AIM OF THE EXERCISE:
Every record below is to be retyped exactly.

──────── DATA PROVIDED ────────

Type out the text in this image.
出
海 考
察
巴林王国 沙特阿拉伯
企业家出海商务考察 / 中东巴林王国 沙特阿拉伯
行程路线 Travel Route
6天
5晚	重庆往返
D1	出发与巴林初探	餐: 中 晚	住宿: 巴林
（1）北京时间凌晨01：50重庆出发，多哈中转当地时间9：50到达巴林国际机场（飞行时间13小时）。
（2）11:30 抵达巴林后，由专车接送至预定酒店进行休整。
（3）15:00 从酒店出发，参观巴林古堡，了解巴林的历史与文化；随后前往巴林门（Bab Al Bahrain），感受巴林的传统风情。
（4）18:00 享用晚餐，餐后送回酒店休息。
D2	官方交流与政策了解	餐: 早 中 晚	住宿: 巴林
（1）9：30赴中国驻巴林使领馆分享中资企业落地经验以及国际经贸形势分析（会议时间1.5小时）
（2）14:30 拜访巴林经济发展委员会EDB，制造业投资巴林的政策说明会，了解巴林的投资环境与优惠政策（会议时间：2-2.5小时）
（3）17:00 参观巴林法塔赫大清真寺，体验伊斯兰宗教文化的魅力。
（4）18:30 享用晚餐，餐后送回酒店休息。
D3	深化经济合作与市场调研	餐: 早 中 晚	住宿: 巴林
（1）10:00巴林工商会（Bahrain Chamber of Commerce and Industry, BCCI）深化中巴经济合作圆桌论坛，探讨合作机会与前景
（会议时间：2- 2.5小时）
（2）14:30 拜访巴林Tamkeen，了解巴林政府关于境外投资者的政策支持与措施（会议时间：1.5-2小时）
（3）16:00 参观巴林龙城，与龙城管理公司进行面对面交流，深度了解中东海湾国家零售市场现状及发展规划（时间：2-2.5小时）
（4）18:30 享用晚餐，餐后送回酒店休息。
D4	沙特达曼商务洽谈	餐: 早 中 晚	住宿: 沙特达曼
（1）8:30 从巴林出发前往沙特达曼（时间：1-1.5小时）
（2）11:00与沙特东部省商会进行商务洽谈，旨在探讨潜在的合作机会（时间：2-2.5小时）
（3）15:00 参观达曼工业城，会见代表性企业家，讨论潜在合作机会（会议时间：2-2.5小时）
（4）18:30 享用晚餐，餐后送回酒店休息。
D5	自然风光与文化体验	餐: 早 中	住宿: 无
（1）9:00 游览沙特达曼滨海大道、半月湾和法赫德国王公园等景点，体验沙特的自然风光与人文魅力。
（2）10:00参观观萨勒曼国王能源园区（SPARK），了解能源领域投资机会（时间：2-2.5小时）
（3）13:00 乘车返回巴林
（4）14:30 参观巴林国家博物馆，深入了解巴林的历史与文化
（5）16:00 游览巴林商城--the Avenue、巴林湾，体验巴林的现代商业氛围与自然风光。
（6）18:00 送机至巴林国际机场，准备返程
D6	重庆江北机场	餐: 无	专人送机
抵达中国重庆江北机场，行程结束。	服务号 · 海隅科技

────────

CORRECT RESPONSE:
Type out the text in this image.
出
海 考
察
巴林王国 沙特阿拉伯
企业家出海商务考察 / 中东巴林王国 沙特阿拉伯
行程路线 Travel Route
6天
5晚	重庆往返
D1	出发与巴林初探	餐: 中 晚	住宿: 巴林
（1）北京时间凌晨01：50重庆出发，多哈中转当地时间9：50到达巴林国际机场（飞行时间13小时）。
（2）11:30 抵达巴林后，由专车接送至预定酒店进行休整。
（3）15:00 从酒店出发，参观巴林古堡，了解巴林的历史与文化；随后前往巴林门（Bab Al Bahrain），感受巴林的传统风情。
（4）18:00 享用晚餐，餐后送回酒店休息。
D2	官方交流与政策了解	餐: 早 中 晚	住宿: 巴林
（1）9：30赴中国驻巴林使领馆分享中资企业落地经验以及国际经贸形势分析（会议时间1.5小时）
（2）14:30 拜访巴林经济发展委员会EDB，制造业投资巴林的政策说明会，了解巴林的投资环境与优惠政策（会议时间：2-2.5小时）
（3）17:00 参观巴林法塔赫大清真寺，体验伊斯兰宗教文化的魅力。
（4）18:30 享用晚餐，餐后送回酒店休息。
D3	深化经济合作与市场调研	餐: 早 中 晚	住宿: 巴林
（1）10:00巴林工商会（Bahrain Chamber of Commerce and Industry, BCCI）深化中巴经济合作圆桌论坛，探讨合作机会与前景
（会议时间：2- 2.5小时）
（2）14:30 拜访巴林Tamkeen，了解巴林政府关于境外投资者的政策支持与措施（会议时间：1.5-2小时）
（3）16:00 参观巴林龙城，与龙城管理公司进行面对面交流，深度了解中东海湾国家零售市场现状及发展规划（时间：2-2.5小时）
（4）18:30 享用晚餐，餐后送回酒店休息。
D4	沙特达曼商务洽谈	餐: 早 中 晚	住宿: 沙特达曼
（1）8:30 从巴林出发前往沙特达曼（时间：1-1.5小时）
（2）11:00与沙特东部省商会进行商务洽谈，旨在探讨潜在的合作机会（时间：2-2.5小时）
（3）15:00 参观达曼工业城，会见代表性企业家，讨论潜在合作机会（会议时间：2-2.5小时）
（4）18:30 享用晚餐，餐后送回酒店休息。
D5	自然风光与文化体验	餐: 早 中	住宿: 无
（1）9:00 游览沙特达曼滨海大道、半月湾和法赫德国王公园等景点，体验沙特的自然风光与人文魅力。
（2）10:00参观观萨勒曼国王能源园区（SPARK），了解能源领域投资机会（时间：2-2.5小时）
（3）13:00 乘车返回巴林
（4）14:30 参观巴林国家博物馆，深入了解巴林的历史与文化
（5）16:00 游览巴林商城--the Avenue、巴林湾，体验巴林的现代商业氛围与自然风光。
（6）18:00 送机至巴林国际机场，准备返程
D6	重庆江北机场	餐: 无	专人送机
抵达中国重庆江北机场，行程结束。	服务号 · 海隅科技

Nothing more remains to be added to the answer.